(WRITTEN INSTRUCTION):
What follows is a listing; give it again exactly, in its entirety.

(STORED RECORDS):
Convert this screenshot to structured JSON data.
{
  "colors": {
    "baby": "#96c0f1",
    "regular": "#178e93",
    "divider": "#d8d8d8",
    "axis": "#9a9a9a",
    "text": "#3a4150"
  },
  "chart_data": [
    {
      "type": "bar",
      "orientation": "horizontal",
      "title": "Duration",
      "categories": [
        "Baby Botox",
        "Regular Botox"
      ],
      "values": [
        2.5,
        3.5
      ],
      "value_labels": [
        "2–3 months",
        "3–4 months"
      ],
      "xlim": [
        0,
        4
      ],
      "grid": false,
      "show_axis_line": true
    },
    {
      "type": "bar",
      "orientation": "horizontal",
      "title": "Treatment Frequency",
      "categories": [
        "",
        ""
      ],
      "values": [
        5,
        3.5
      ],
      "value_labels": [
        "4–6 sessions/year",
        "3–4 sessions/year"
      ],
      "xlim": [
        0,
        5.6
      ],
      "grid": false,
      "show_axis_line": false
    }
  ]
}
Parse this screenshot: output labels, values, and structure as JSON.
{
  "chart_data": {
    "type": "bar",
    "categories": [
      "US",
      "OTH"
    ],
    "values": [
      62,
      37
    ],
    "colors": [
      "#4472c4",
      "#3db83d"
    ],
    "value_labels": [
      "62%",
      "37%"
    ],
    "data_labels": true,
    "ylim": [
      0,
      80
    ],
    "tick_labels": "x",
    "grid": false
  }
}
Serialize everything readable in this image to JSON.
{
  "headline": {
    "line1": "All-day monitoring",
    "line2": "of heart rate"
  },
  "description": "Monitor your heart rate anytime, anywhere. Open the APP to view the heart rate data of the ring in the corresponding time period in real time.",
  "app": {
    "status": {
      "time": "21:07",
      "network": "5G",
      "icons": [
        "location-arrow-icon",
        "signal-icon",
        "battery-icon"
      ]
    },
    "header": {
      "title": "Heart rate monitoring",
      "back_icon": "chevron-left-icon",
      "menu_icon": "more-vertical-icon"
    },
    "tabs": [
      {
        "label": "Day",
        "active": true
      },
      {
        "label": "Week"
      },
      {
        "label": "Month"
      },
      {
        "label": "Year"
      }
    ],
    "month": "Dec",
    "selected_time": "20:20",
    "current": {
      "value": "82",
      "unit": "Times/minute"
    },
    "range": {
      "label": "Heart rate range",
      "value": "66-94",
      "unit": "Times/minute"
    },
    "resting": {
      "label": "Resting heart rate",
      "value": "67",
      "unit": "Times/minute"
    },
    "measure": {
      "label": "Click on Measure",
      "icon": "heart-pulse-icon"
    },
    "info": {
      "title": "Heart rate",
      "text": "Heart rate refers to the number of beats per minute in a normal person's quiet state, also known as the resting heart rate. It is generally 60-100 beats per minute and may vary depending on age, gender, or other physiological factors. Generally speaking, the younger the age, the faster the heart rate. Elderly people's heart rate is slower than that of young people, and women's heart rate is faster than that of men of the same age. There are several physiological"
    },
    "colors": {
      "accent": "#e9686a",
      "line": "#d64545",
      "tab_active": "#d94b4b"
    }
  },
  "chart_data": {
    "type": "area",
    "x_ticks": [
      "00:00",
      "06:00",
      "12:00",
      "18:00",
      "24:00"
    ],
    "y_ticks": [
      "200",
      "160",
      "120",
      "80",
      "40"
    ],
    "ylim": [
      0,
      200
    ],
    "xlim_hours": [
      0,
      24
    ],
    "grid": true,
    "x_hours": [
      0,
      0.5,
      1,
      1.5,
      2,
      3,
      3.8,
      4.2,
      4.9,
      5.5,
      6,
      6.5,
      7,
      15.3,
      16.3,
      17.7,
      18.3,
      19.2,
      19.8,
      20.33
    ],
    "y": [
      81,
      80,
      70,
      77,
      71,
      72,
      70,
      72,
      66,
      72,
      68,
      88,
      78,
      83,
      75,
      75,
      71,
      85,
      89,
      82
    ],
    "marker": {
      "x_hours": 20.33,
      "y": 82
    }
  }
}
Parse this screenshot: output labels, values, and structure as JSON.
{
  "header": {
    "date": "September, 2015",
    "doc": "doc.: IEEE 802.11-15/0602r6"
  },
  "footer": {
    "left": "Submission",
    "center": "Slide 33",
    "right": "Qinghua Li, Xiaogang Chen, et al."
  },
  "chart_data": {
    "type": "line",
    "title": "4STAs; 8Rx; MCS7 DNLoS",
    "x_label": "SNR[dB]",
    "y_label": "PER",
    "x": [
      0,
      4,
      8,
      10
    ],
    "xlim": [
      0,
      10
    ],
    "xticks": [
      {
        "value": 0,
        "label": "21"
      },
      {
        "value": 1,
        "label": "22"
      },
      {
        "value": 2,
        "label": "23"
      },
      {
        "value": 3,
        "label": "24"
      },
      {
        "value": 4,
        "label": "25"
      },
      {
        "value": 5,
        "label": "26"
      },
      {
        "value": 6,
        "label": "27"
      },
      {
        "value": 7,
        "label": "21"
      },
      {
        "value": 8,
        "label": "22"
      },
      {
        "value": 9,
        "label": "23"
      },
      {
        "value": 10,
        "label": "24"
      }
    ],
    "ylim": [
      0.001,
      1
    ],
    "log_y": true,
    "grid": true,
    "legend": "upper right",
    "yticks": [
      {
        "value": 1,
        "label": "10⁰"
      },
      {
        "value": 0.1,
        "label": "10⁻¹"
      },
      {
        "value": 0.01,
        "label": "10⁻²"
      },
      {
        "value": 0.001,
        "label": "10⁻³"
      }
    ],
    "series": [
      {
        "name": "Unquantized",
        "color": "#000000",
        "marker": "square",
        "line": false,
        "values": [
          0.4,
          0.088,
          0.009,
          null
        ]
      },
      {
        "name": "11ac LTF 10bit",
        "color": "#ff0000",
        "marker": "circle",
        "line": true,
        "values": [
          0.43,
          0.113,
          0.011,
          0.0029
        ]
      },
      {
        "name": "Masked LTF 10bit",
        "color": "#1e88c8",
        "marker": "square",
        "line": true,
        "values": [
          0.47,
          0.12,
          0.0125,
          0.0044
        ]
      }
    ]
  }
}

(EXERCISE RESPONSE):
Convert this screenshot to structured JSON data.
{
  "colors": {
    "baby": "#96c0f1",
    "regular": "#178e93",
    "divider": "#d8d8d8",
    "axis": "#9a9a9a",
    "text": "#3a4150"
  },
  "chart_data": [
    {
      "type": "bar",
      "orientation": "horizontal",
      "title": "Duration",
      "categories": [
        "Baby Botox",
        "Regular Botox"
      ],
      "values": [
        2.5,
        3.5
      ],
      "value_labels": [
        "2–3 months",
        "3–4 months"
      ],
      "xlim": [
        0,
        4
      ],
      "grid": false,
      "show_axis_line": true
    },
    {
      "type": "bar",
      "orientation": "horizontal",
      "title": "Treatment Frequency",
      "categories": [
        "",
        ""
      ],
      "values": [
        5,
        3.5
      ],
      "value_labels": [
        "4–6 sessions/year",
        "3–4 sessions/year"
      ],
      "xlim": [
        0,
        5.6
      ],
      "grid": false,
      "show_axis_line": false
    }
  ]
}
Parse this screenshot: output labels, values, and structure as JSON.
{
  "chart_data": {
    "type": "bar",
    "categories": [
      "US",
      "OTH"
    ],
    "values": [
      62,
      37
    ],
    "colors": [
      "#4472c4",
      "#3db83d"
    ],
    "value_labels": [
      "62%",
      "37%"
    ],
    "data_labels": true,
    "ylim": [
      0,
      80
    ],
    "tick_labels": "x",
    "grid": false
  }
}
Serialize everything readable in this image to JSON.
{
  "headline": {
    "line1": "All-day monitoring",
    "line2": "of heart rate"
  },
  "description": "Monitor your heart rate anytime, anywhere. Open the APP to view the heart rate data of the ring in the corresponding time period in real time.",
  "app": {
    "status": {
      "time": "21:07",
      "network": "5G",
      "icons": [
        "location-arrow-icon",
        "signal-icon",
        "battery-icon"
      ]
    },
    "header": {
      "title": "Heart rate monitoring",
      "back_icon": "chevron-left-icon",
      "menu_icon": "more-vertical-icon"
    },
    "tabs": [
      {
        "label": "Day",
        "active": true
      },
      {
        "label": "Week"
      },
      {
        "label": "Month"
      },
      {
        "label": "Year"
      }
    ],
    "month": "Dec",
    "selected_time": "20:20",
    "current": {
      "value": "82",
      "unit": "Times/minute"
    },
    "range": {
      "label": "Heart rate range",
      "value": "66-94",
      "unit": "Times/minute"
    },
    "resting": {
      "label": "Resting heart rate",
      "value": "67",
      "unit": "Times/minute"
    },
    "measure": {
      "label": "Click on Measure",
      "icon": "heart-pulse-icon"
    },
    "info": {
      "title": "Heart rate",
      "text": "Heart rate refers to the number of beats per minute in a normal person's quiet state, also known as the resting heart rate. It is generally 60-100 beats per minute and may vary depending on age, gender, or other physiological factors. Generally speaking, the younger the age, the faster the heart rate. Elderly people's heart rate is slower than that of young people, and women's heart rate is faster than that of men of the same age. There are several physiological"
    },
    "colors": {
      "accent": "#e9686a",
      "line": "#d64545",
      "tab_active": "#d94b4b"
    }
  },
  "chart_data": {
    "type": "area",
    "x_ticks": [
      "00:00",
      "06:00",
      "12:00",
      "18:00",
      "24:00"
    ],
    "y_ticks": [
      "200",
      "160",
      "120",
      "80",
      "40"
    ],
    "ylim": [
      0,
      200
    ],
    "xlim_hours": [
      0,
      24
    ],
    "grid": true,
    "x_hours": [
      0,
      0.5,
      1,
      1.5,
      2,
      3,
      3.8,
      4.2,
      4.9,
      5.5,
      6,
      6.5,
      7,
      15.3,
      16.3,
      17.7,
      18.3,
      19.2,
      19.8,
      20.33
    ],
    "y": [
      81,
      80,
      70,
      77,
      71,
      72,
      70,
      72,
      66,
      72,
      68,
      88,
      78,
      83,
      75,
      75,
      71,
      85,
      89,
      82
    ],
    "marker": {
      "x_hours": 20.33,
      "y": 82
    }
  }
}
Parse this screenshot: output labels, values, and structure as JSON.
{
  "header": {
    "date": "September, 2015",
    "doc": "doc.: IEEE 802.11-15/0602r6"
  },
  "footer": {
    "left": "Submission",
    "center": "Slide 33",
    "right": "Qinghua Li, Xiaogang Chen, et al."
  },
  "chart_data": {
    "type": "line",
    "title": "4STAs; 8Rx; MCS7 DNLoS",
    "x_label": "SNR[dB]",
    "y_label": "PER",
    "x": [
      0,
      4,
      8,
      10
    ],
    "xlim": [
      0,
      10
    ],
    "xticks": [
      {
        "value": 0,
        "label": "21"
      },
      {
        "value": 1,
        "label": "22"
      },
      {
        "value": 2,
        "label": "23"
      },
      {
        "value": 3,
        "label": "24"
      },
      {
        "value": 4,
        "label": "25"
      },
      {
        "value": 5,
        "label": "26"
      },
      {
        "value": 6,
        "label": "27"
      },
      {
        "value": 7,
        "label": "21"
      },
      {
        "value": 8,
        "label": "22"
      },
      {
        "value": 9,
        "label": "23"
      },
      {
        "value": 10,
        "label": "24"
      }
    ],
    "ylim": [
      0.001,
      1
    ],
    "log_y": true,
    "grid": true,
    "legend": "upper right",
    "yticks": [
      {
        "value": 1,
        "label": "10⁰"
      },
      {
        "value": 0.1,
        "label": "10⁻¹"
      },
      {
        "value": 0.01,
        "label": "10⁻²"
      },
      {
        "value": 0.001,
        "label": "10⁻³"
      }
    ],
    "series": [
      {
        "name": "Unquantized",
        "color": "#000000",
        "marker": "square",
        "line": false,
        "values": [
          0.4,
          0.088,
          0.009,
          null
        ]
      },
      {
        "name": "11ac LTF 10bit",
        "color": "#ff0000",
        "marker": "circle",
        "line": true,
        "values": [
          0.43,
          0.113,
          0.011,
          0.0029
        ]
      },
      {
        "name": "Masked LTF 10bit",
        "color": "#1e88c8",
        "marker": "square",
        "line": true,
        "values": [
          0.47,
          0.12,
          0.0125,
          0.0044
        ]
      }
    ]
  }
}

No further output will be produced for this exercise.